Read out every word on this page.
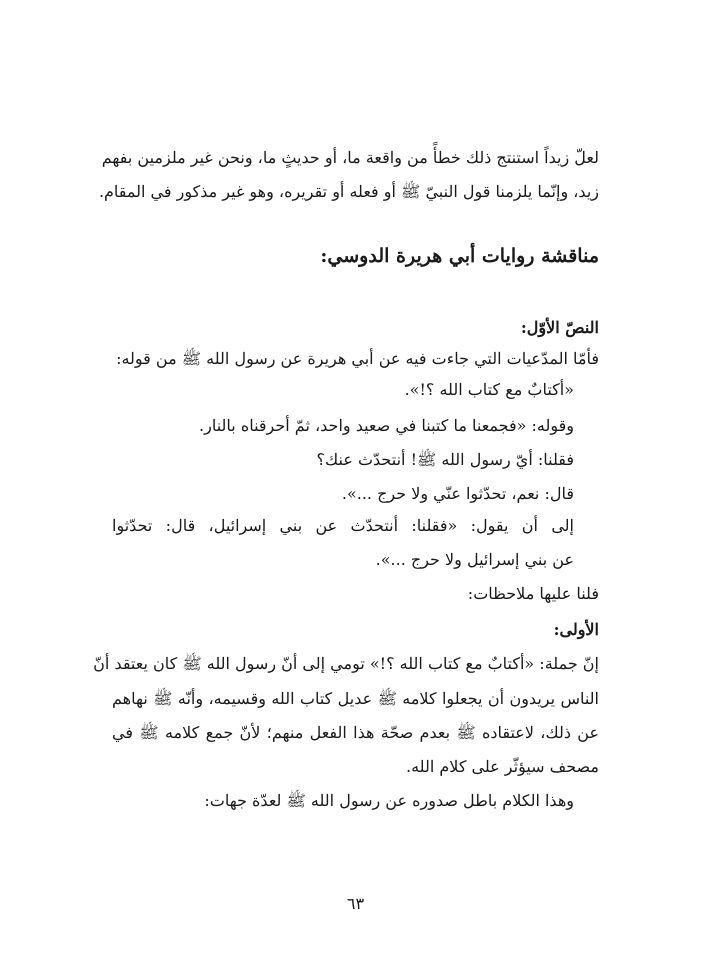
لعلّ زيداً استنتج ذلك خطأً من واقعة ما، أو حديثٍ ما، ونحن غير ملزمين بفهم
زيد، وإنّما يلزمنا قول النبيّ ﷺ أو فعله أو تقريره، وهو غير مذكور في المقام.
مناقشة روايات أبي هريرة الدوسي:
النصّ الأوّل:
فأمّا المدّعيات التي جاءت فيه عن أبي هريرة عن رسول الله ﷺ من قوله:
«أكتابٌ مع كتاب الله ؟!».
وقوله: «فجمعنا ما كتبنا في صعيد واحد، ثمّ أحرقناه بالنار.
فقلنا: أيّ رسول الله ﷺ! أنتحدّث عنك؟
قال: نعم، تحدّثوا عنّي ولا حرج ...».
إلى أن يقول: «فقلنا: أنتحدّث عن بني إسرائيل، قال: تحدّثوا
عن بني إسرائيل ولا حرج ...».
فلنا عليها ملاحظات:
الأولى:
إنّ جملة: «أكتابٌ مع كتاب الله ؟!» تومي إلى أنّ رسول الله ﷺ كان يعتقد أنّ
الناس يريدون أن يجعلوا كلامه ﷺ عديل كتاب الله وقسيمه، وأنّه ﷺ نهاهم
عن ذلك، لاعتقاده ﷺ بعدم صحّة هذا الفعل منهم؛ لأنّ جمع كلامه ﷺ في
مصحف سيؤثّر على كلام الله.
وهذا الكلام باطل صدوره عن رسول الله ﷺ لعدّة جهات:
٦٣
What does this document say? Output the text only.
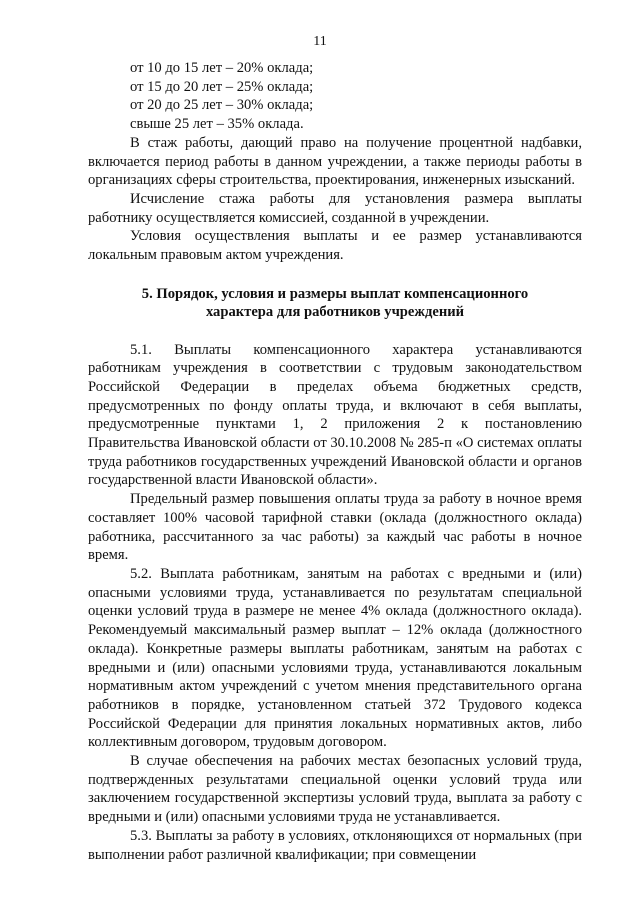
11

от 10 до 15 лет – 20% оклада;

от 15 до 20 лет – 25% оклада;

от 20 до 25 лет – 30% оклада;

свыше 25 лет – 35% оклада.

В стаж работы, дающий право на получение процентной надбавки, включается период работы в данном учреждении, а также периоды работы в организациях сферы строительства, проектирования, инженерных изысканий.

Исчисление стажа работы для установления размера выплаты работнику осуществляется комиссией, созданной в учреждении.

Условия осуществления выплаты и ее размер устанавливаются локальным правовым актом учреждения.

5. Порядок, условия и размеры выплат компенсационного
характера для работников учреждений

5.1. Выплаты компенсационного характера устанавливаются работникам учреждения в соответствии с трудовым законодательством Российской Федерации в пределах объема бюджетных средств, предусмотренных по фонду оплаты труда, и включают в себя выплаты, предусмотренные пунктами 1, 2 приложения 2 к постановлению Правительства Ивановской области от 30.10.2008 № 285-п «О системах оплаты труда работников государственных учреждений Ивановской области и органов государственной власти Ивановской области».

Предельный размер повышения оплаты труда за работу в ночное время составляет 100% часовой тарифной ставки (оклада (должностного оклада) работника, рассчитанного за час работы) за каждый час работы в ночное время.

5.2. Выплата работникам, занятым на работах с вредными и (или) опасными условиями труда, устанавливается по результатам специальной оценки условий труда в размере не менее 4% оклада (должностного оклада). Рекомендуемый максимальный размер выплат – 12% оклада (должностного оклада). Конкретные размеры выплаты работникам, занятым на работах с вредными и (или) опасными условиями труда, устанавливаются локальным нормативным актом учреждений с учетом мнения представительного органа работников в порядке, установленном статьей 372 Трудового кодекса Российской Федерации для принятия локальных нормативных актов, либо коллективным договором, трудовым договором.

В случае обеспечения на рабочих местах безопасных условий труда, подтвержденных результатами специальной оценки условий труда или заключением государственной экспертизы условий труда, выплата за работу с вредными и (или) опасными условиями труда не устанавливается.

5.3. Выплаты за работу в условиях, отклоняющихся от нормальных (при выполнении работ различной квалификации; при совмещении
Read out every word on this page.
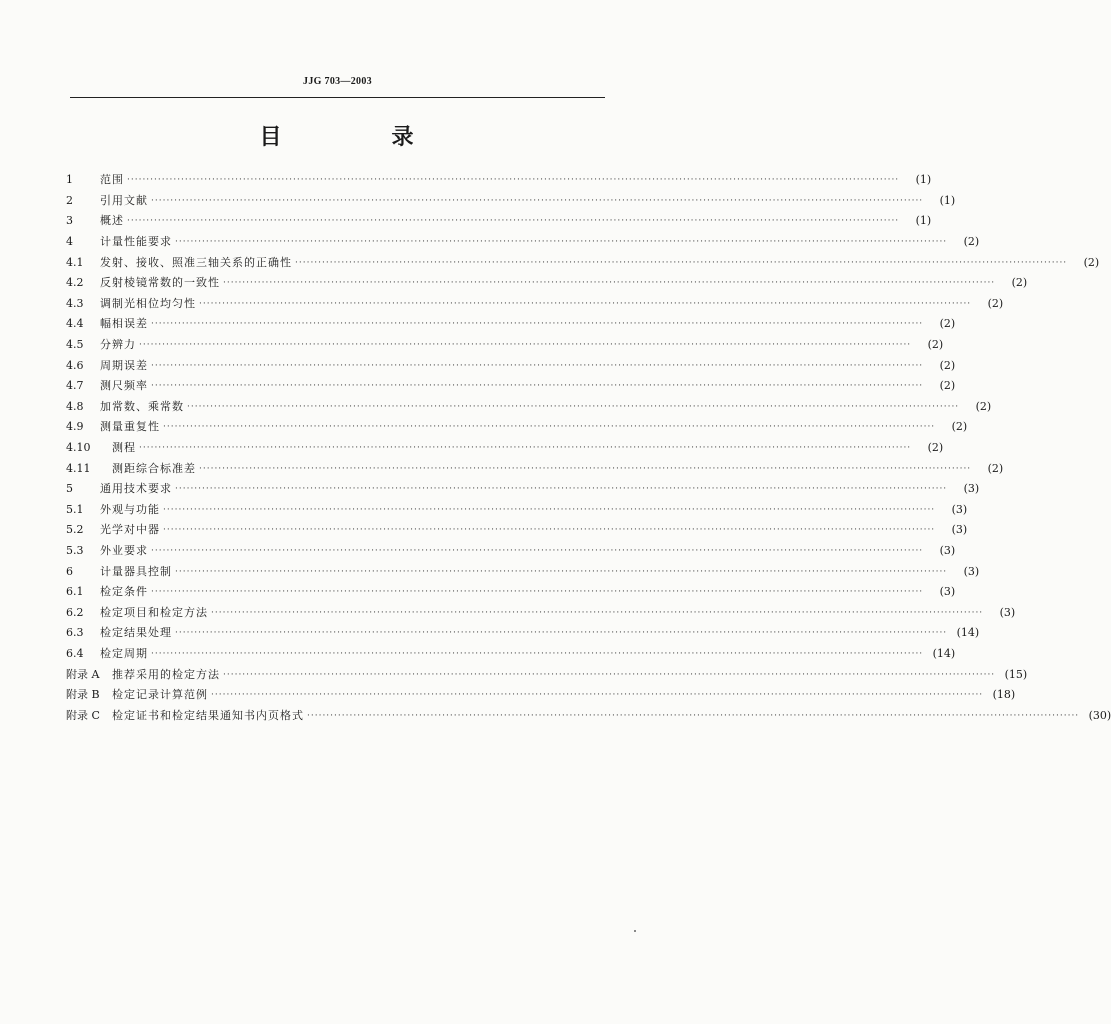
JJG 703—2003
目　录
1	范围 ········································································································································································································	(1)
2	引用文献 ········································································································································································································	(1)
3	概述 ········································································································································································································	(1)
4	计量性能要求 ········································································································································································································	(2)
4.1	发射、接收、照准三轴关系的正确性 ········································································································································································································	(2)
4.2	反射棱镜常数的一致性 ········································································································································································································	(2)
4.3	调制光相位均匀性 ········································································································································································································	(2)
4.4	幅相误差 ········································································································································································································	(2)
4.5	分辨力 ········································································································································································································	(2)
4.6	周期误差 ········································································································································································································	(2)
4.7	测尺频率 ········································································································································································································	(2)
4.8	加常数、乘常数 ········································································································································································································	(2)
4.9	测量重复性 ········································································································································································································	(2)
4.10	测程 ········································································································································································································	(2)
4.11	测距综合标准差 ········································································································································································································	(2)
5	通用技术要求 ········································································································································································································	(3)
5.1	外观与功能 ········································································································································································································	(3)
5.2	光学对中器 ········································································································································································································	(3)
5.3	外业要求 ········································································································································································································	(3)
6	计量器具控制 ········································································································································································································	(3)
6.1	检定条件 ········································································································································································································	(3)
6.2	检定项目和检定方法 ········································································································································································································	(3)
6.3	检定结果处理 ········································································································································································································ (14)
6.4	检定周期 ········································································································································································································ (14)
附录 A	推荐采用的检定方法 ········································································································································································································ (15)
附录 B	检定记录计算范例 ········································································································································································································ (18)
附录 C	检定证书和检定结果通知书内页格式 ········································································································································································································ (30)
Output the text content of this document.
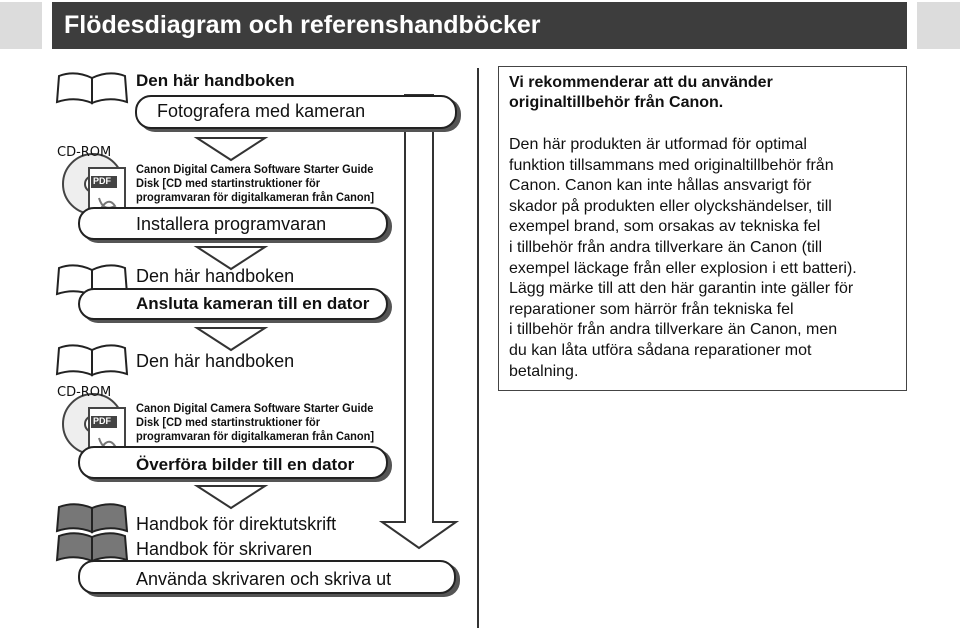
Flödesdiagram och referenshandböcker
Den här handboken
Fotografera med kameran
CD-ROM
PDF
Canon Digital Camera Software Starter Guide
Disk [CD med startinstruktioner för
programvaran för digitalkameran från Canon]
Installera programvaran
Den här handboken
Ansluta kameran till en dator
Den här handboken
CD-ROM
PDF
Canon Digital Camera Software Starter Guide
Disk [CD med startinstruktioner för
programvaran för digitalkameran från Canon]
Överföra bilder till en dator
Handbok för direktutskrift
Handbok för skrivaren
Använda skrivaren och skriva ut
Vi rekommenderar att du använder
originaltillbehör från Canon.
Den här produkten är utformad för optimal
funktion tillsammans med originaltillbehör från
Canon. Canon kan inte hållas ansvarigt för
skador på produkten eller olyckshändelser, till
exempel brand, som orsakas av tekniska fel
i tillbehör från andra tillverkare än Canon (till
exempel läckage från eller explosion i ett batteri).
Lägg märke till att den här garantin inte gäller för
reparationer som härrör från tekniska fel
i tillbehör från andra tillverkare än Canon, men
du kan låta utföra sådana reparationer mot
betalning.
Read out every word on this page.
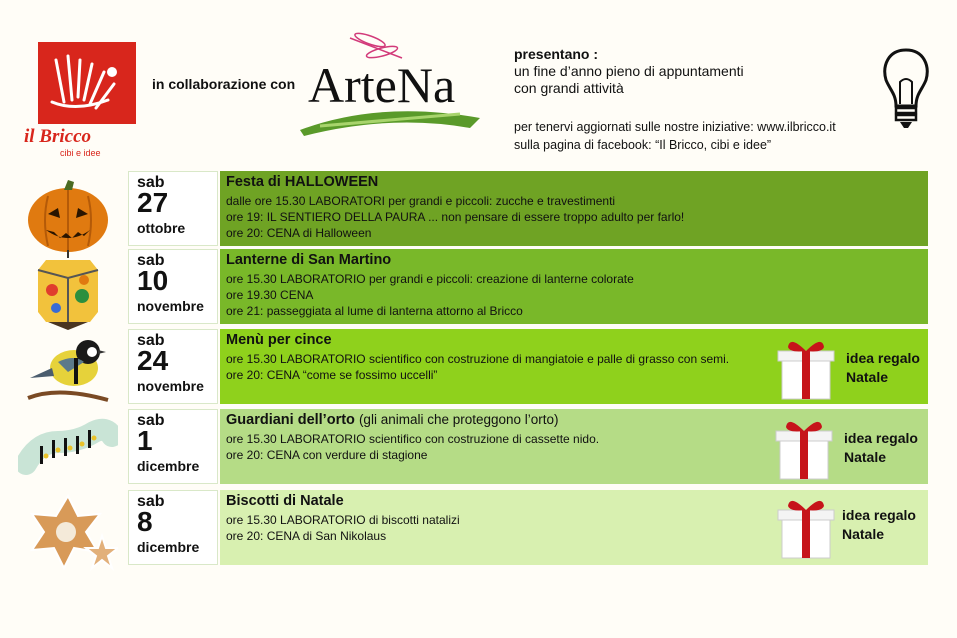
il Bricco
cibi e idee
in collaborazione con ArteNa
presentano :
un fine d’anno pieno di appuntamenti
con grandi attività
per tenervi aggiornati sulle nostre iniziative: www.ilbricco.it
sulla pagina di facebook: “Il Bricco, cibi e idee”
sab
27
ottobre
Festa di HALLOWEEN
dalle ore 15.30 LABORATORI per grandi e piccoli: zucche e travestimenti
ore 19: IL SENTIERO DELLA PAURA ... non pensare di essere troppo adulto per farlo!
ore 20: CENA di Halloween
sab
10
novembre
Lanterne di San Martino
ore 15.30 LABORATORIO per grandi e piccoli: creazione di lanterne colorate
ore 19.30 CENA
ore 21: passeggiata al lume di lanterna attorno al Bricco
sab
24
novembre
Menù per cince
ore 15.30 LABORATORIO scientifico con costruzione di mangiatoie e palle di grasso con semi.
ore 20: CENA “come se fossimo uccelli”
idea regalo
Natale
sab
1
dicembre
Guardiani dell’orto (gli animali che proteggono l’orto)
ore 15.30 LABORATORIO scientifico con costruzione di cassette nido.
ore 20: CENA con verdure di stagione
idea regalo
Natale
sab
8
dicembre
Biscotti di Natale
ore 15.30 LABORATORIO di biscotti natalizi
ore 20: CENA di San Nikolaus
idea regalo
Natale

→ STATED TASK
Verbatim reproduction of every record is required; images are left out.

→ TASK RESPONSE
Read out every word on this page.
لعلّ زيداً استنتج ذلك خطأً من واقعة ما، أو حديثٍ ما، ونحن غير ملزمين بفهم
زيد، وإنّما يلزمنا قول النبيّ ﷺ أو فعله أو تقريره، وهو غير مذكور في المقام.
مناقشة روايات أبي هريرة الدوسي:
النصّ الأوّل:
فأمّا المدّعيات التي جاءت فيه عن أبي هريرة عن رسول الله ﷺ من قوله:
«أكتابٌ مع كتاب الله ؟!».
وقوله: «فجمعنا ما كتبنا في صعيد واحد، ثمّ أحرقناه بالنار.
فقلنا: أيّ رسول الله ﷺ! أنتحدّث عنك؟
قال: نعم، تحدّثوا عنّي ولا حرج ...».
إلى أن يقول: «فقلنا: أنتحدّث عن بني إسرائيل، قال: تحدّثوا
عن بني إسرائيل ولا حرج ...».
فلنا عليها ملاحظات:
الأولى:
إنّ جملة: «أكتابٌ مع كتاب الله ؟!» تومي إلى أنّ رسول الله ﷺ كان يعتقد أنّ
الناس يريدون أن يجعلوا كلامه ﷺ عديل كتاب الله وقسيمه، وأنّه ﷺ نهاهم
عن ذلك، لاعتقاده ﷺ بعدم صحّة هذا الفعل منهم؛ لأنّ جمع كلامه ﷺ في
مصحف سيؤثّر على كلام الله.
وهذا الكلام باطل صدوره عن رسول الله ﷺ لعدّة جهات:
٦٣
What does this document say? Output the text only.
11

от 10 до 15 лет – 20% оклада;

от 15 до 20 лет – 25% оклада;

от 20 до 25 лет – 30% оклада;

свыше 25 лет – 35% оклада.

В стаж работы, дающий право на получение процентной надбавки, включается период работы в данном учреждении, а также периоды работы в организациях сферы строительства, проектирования, инженерных изысканий.

Исчисление стажа работы для установления размера выплаты работнику осуществляется комиссией, созданной в учреждении.

Условия осуществления выплаты и ее размер устанавливаются локальным правовым актом учреждения.

5. Порядок, условия и размеры выплат компенсационного
характера для работников учреждений

5.1. Выплаты компенсационного характера устанавливаются работникам учреждения в соответствии с трудовым законодательством Российской Федерации в пределах объема бюджетных средств, предусмотренных по фонду оплаты труда, и включают в себя выплаты, предусмотренные пунктами 1, 2 приложения 2 к постановлению Правительства Ивановской области от 30.10.2008 № 285-п «О системах оплаты труда работников государственных учреждений Ивановской области и органов государственной власти Ивановской области».

Предельный размер повышения оплаты труда за работу в ночное время составляет 100% часовой тарифной ставки (оклада (должностного оклада) работника, рассчитанного за час работы) за каждый час работы в ночное время.

5.2. Выплата работникам, занятым на работах с вредными и (или) опасными условиями труда, устанавливается по результатам специальной оценки условий труда в размере не менее 4% оклада (должностного оклада). Рекомендуемый максимальный размер выплат – 12% оклада (должностного оклада). Конкретные размеры выплаты работникам, занятым на работах с вредными и (или) опасными условиями труда, устанавливаются локальным нормативным актом учреждений с учетом мнения представительного органа работников в порядке, установленном статьей 372 Трудового кодекса Российской Федерации для принятия локальных нормативных актов, либо коллективным договором, трудовым договором.

В случае обеспечения на рабочих местах безопасных условий труда, подтвержденных результатами специальной оценки условий труда или заключением государственной экспертизы условий труда, выплата за работу с вредными и (или) опасными условиями труда не устанавливается.

5.3. Выплаты за работу в условиях, отклоняющихся от нормальных (при выполнении работ различной квалификации; при совмещении
Read out every word on this page.
JJG 703—2003
目　录
1	范围 ········································································································································································································	(1)
2	引用文献 ········································································································································································································	(1)
3	概述 ········································································································································································································	(1)
4	计量性能要求 ········································································································································································································	(2)
4.1	发射、接收、照准三轴关系的正确性 ········································································································································································································	(2)
4.2	反射棱镜常数的一致性 ········································································································································································································	(2)
4.3	调制光相位均匀性 ········································································································································································································	(2)
4.4	幅相误差 ········································································································································································································	(2)
4.5	分辨力 ········································································································································································································	(2)
4.6	周期误差 ········································································································································································································	(2)
4.7	测尺频率 ········································································································································································································	(2)
4.8	加常数、乘常数 ········································································································································································································	(2)
4.9	测量重复性 ········································································································································································································	(2)
4.10	测程 ········································································································································································································	(2)
4.11	测距综合标准差 ········································································································································································································	(2)
5	通用技术要求 ········································································································································································································	(3)
5.1	外观与功能 ········································································································································································································	(3)
5.2	光学对中器 ········································································································································································································	(3)
5.3	外业要求 ········································································································································································································	(3)
6	计量器具控制 ········································································································································································································	(3)
6.1	检定条件 ········································································································································································································	(3)
6.2	检定项目和检定方法 ········································································································································································································	(3)
6.3	检定结果处理 ········································································································································································································ (14)
6.4	检定周期 ········································································································································································································ (14)
附录 A	推荐采用的检定方法 ········································································································································································································ (15)
附录 B	检定记录计算范例 ········································································································································································································ (18)
附录 C	检定证书和检定结果通知书内页格式 ········································································································································································································ (30)
Output the text content of this document.
Flödesdiagram och referenshandböcker
Den här handboken
Fotografera med kameran
CD-ROM
PDF
Canon Digital Camera Software Starter Guide
Disk [CD med startinstruktioner för
programvaran för digitalkameran från Canon]
Installera programvaran
Den här handboken
Ansluta kameran till en dator
Den här handboken
CD-ROM
PDF
Canon Digital Camera Software Starter Guide
Disk [CD med startinstruktioner för
programvaran för digitalkameran från Canon]
Överföra bilder till en dator
Handbok för direktutskrift
Handbok för skrivaren
Använda skrivaren och skriva ut
Vi rekommenderar att du använder
originaltillbehör från Canon.
Den här produkten är utformad för optimal
funktion tillsammans med originaltillbehör från
Canon. Canon kan inte hållas ansvarigt för
skador på produkten eller olyckshändelser, till
exempel brand, som orsakas av tekniska fel
i tillbehör från andra tillverkare än Canon (till
exempel läckage från eller explosion i ett batteri).
Lägg märke till att den här garantin inte gäller för
reparationer som härrör från tekniska fel
i tillbehör från andra tillverkare än Canon, men
du kan låta utföra sådana reparationer mot
betalning.
Read out every word on this page.
il Bricco
cibi e idee
in collaborazione con ArteNa
presentano :
un fine d’anno pieno di appuntamenti
con grandi attività
per tenervi aggiornati sulle nostre iniziative: www.ilbricco.it
sulla pagina di facebook: “Il Bricco, cibi e idee”
sab
27
ottobre
Festa di HALLOWEEN
dalle ore 15.30 LABORATORI per grandi e piccoli: zucche e travestimenti
ore 19: IL SENTIERO DELLA PAURA ... non pensare di essere troppo adulto per farlo!
ore 20: CENA di Halloween
sab
10
novembre
Lanterne di San Martino
ore 15.30 LABORATORIO per grandi e piccoli: creazione di lanterne colorate
ore 19.30 CENA
ore 21: passeggiata al lume di lanterna attorno al Bricco
sab
24
novembre
Menù per cince
ore 15.30 LABORATORIO scientifico con costruzione di mangiatoie e palle di grasso con semi.
ore 20: CENA “come se fossimo uccelli”
idea regalo
Natale
sab
1
dicembre
Guardiani dell’orto (gli animali che proteggono l’orto)
ore 15.30 LABORATORIO scientifico con costruzione di cassette nido.
ore 20: CENA con verdure di stagione
idea regalo
Natale
sab
8
dicembre
Biscotti di Natale
ore 15.30 LABORATORIO di biscotti natalizi
ore 20: CENA di San Nikolaus
idea regalo
Natale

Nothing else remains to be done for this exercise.